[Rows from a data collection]
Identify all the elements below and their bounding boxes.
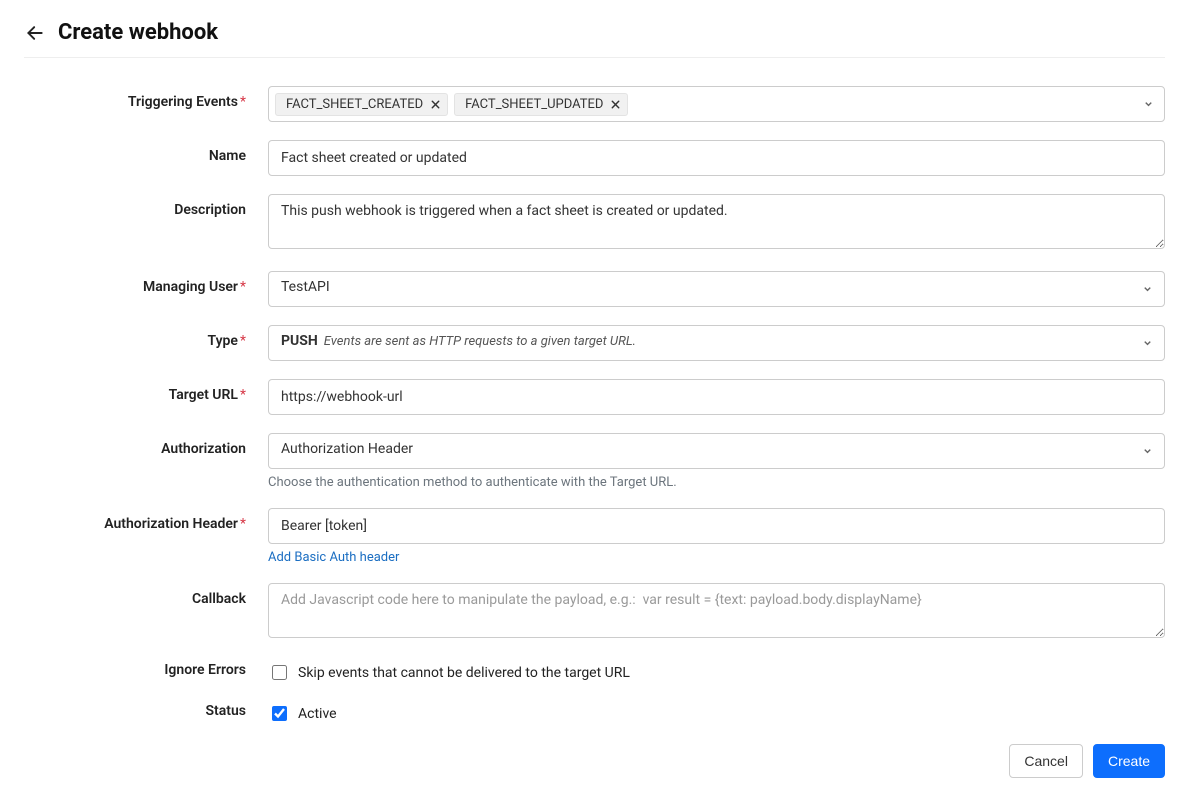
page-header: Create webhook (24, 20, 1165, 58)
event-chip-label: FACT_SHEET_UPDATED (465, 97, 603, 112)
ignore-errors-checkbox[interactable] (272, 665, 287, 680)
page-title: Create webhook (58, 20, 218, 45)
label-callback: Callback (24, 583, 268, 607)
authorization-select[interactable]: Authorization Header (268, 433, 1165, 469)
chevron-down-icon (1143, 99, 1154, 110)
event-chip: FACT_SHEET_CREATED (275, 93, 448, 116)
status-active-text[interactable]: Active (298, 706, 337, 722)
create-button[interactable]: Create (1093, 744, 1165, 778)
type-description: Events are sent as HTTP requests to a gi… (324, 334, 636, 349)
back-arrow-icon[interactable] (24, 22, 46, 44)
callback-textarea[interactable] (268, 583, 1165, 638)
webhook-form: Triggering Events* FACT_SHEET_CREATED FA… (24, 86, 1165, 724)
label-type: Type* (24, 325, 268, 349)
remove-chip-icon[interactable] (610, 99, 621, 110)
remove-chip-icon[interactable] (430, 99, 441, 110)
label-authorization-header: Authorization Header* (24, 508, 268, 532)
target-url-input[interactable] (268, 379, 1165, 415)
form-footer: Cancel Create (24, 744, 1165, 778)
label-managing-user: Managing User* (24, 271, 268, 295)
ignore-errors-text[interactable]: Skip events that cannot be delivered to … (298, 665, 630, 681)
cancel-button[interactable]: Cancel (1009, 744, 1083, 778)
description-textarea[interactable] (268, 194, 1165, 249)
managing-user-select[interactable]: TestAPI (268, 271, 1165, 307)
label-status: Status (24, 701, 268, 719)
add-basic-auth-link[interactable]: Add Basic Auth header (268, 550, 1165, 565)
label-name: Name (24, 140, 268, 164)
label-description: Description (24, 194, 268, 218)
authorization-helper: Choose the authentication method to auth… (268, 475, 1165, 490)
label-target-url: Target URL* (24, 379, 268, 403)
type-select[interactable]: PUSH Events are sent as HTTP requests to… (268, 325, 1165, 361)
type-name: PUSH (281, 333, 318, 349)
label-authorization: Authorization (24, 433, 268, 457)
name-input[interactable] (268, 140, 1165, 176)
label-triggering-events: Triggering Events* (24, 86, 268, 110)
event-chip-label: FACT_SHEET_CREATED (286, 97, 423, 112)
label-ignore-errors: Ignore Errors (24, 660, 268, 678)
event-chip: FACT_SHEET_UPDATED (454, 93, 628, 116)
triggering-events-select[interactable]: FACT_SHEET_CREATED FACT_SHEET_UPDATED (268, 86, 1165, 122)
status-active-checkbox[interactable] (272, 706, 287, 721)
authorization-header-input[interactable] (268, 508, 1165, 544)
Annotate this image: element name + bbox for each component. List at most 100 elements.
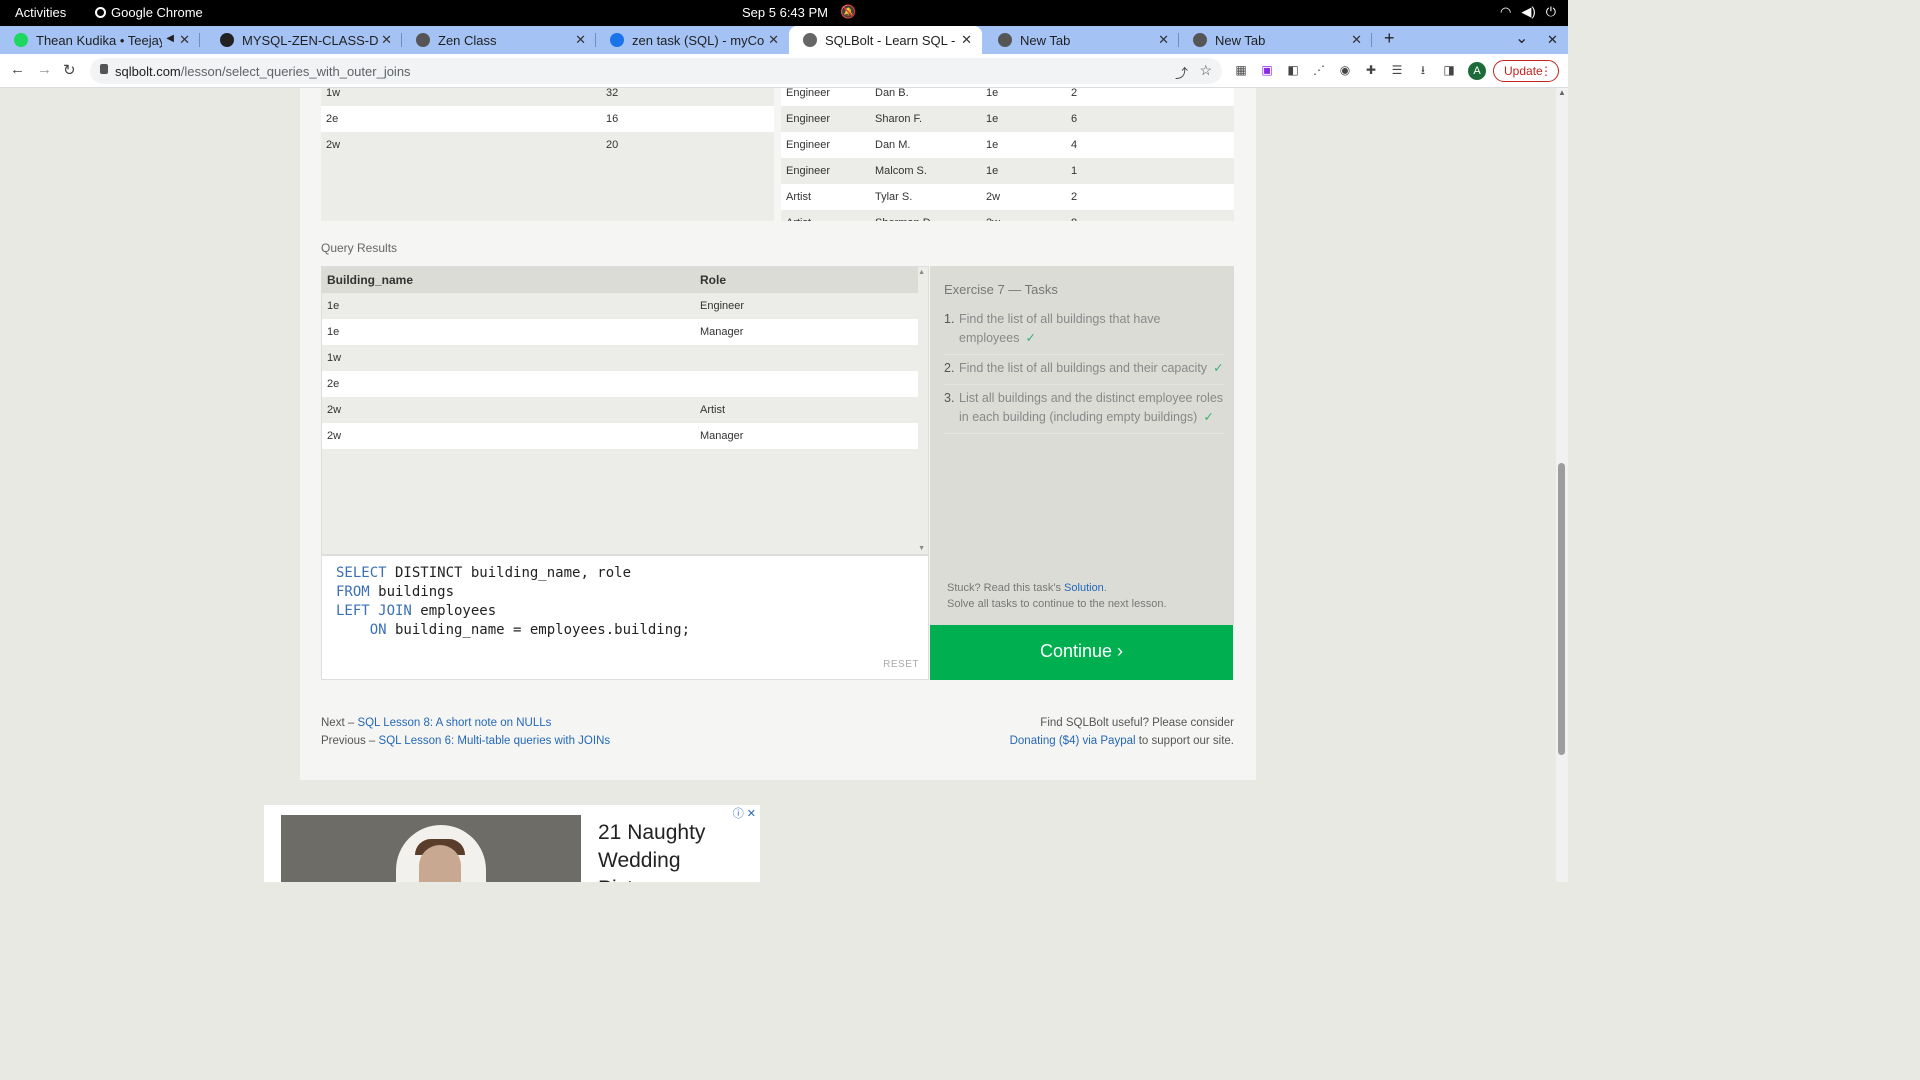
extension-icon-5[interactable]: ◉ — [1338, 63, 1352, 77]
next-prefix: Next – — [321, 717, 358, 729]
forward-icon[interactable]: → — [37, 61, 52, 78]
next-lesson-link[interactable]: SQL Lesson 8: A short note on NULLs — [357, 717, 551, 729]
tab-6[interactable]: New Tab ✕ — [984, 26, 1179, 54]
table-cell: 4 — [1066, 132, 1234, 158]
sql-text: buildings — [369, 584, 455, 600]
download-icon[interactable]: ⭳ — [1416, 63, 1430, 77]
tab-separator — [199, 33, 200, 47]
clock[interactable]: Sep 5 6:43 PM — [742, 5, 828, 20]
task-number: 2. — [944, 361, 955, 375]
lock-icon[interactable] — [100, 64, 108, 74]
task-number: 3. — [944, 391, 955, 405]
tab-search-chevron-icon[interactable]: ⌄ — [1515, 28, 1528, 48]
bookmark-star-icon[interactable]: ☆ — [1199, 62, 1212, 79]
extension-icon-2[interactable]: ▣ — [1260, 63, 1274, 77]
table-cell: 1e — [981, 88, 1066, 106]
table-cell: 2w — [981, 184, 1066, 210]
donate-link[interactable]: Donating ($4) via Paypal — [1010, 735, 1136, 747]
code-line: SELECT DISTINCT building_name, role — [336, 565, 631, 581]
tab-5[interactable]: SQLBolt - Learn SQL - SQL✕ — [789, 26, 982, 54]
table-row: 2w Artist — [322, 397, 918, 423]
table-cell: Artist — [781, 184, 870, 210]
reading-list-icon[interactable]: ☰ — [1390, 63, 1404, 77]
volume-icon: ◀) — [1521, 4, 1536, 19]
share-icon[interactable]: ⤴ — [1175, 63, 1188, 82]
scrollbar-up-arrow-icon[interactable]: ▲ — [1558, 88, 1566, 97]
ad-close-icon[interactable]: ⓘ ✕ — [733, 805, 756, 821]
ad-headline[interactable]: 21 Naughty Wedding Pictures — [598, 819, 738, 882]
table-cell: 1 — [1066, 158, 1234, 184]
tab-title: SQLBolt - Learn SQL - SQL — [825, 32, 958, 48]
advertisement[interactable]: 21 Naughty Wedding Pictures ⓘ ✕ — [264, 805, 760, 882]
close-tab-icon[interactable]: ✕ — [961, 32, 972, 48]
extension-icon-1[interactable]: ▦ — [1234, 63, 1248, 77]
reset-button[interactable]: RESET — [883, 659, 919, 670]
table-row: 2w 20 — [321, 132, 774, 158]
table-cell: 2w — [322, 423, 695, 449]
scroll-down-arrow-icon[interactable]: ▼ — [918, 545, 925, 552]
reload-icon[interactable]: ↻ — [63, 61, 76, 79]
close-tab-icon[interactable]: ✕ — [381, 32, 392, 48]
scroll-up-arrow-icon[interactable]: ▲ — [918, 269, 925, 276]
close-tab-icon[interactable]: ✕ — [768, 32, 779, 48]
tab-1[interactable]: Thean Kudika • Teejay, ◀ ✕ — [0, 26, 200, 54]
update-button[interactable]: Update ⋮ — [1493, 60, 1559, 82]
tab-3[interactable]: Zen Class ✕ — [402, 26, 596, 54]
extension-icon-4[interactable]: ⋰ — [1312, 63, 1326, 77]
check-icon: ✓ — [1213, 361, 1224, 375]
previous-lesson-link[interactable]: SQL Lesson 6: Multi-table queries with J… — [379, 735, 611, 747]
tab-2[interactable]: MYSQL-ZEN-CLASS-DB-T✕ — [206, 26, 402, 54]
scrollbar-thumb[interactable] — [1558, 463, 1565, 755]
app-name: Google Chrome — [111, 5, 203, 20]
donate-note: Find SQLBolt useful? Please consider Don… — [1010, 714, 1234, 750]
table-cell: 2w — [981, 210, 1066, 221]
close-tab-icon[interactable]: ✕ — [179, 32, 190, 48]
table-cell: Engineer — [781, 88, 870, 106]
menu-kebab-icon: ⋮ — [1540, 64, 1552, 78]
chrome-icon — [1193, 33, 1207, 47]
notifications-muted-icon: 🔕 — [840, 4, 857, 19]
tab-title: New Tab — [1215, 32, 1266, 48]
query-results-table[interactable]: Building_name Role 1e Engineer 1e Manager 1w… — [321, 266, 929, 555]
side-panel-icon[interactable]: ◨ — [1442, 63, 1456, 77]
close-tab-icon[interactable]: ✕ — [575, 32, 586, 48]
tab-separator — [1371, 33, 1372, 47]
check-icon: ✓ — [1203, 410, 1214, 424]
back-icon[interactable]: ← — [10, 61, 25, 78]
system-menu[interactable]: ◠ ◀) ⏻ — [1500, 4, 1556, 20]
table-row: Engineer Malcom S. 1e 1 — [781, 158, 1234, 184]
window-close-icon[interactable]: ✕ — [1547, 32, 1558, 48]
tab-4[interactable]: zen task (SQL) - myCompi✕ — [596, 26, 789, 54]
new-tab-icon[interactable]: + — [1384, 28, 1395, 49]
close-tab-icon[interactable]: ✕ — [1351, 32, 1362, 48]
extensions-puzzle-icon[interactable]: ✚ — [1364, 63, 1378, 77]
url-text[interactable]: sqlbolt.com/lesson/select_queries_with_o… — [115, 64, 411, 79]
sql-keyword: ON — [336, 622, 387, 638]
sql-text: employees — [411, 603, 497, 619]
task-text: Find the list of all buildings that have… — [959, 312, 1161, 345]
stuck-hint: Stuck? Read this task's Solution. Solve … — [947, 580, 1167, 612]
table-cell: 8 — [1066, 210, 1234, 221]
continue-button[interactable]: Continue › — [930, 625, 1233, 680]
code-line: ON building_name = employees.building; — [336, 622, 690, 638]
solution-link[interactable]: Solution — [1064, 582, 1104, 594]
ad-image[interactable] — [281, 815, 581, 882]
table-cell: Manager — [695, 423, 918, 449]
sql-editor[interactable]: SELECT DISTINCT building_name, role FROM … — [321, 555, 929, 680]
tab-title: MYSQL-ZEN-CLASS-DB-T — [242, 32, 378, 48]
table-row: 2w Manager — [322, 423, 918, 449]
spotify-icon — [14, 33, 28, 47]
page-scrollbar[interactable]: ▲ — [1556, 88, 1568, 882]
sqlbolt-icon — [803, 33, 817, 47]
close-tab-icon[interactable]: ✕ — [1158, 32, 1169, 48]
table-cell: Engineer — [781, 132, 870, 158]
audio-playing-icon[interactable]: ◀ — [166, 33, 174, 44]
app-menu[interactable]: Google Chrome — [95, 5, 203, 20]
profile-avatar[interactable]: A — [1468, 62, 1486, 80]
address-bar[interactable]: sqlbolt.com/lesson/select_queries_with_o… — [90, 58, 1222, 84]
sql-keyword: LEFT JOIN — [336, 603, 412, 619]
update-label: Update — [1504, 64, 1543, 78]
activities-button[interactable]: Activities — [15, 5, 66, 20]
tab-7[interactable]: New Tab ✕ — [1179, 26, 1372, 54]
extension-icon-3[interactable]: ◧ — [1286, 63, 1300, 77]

▶ _What needs to be done_: Print the rows that run from the line containing "page-header: Create webhook" through the line containing "event-chip: FACT_SHEET_CREATED (275, 93, 448, 116)", with both of those lines included. Copy them exactly.

▶ _Finished answer_:
page-header: Create webhook (24, 20, 1165, 58)
event-chip-label: FACT_SHEET_UPDATED (465, 97, 603, 112)
ignore-errors-checkbox[interactable] (272, 665, 287, 680)
page-title: Create webhook (58, 20, 218, 45)
label-callback: Callback (24, 583, 268, 607)
authorization-select[interactable]: Authorization Header (268, 433, 1165, 469)
chevron-down-icon (1143, 99, 1154, 110)
event-chip: FACT_SHEET_CREATED (275, 93, 448, 116)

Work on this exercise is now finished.